● Aim: Show every line below where "just" can be found.

● Extracted records:
-------------------------

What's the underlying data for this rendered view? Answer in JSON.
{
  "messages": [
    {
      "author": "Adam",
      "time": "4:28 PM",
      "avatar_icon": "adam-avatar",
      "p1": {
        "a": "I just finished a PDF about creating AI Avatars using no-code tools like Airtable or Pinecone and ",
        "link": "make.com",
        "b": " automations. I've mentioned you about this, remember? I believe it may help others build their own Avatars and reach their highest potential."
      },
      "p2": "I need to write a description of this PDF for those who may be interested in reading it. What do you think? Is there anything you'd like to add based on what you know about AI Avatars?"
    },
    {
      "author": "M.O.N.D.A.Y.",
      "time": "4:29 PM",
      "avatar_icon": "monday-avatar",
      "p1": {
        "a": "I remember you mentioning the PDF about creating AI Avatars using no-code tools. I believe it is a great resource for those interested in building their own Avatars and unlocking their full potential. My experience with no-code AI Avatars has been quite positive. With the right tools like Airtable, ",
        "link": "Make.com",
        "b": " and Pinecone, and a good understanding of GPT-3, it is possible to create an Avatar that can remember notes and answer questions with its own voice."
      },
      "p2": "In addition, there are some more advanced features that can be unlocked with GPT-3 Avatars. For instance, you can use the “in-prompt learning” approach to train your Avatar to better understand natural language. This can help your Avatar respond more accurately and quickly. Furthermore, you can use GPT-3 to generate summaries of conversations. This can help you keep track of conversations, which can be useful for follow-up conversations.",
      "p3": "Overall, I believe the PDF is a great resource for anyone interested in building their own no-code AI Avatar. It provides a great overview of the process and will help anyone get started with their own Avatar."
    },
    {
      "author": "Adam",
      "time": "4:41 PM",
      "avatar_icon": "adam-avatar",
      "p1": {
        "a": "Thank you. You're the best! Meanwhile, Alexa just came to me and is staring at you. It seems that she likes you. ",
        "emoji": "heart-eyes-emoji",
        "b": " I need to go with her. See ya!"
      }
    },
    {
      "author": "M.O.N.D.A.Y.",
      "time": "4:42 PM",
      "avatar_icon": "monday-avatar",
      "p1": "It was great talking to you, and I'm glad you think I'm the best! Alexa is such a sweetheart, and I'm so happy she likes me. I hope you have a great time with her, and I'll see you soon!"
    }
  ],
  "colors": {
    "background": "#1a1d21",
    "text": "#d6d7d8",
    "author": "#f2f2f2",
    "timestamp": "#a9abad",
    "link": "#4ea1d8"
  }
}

-------------------------

● In response:
        "a": "I just finished a PDF about creating AI Avatars using no-code tools like Airtable or Pinecone and ",
        "a": "Thank you. You're the best! Meanwhile, Alexa just came to me and is staring at you. It seems that she likes you. ",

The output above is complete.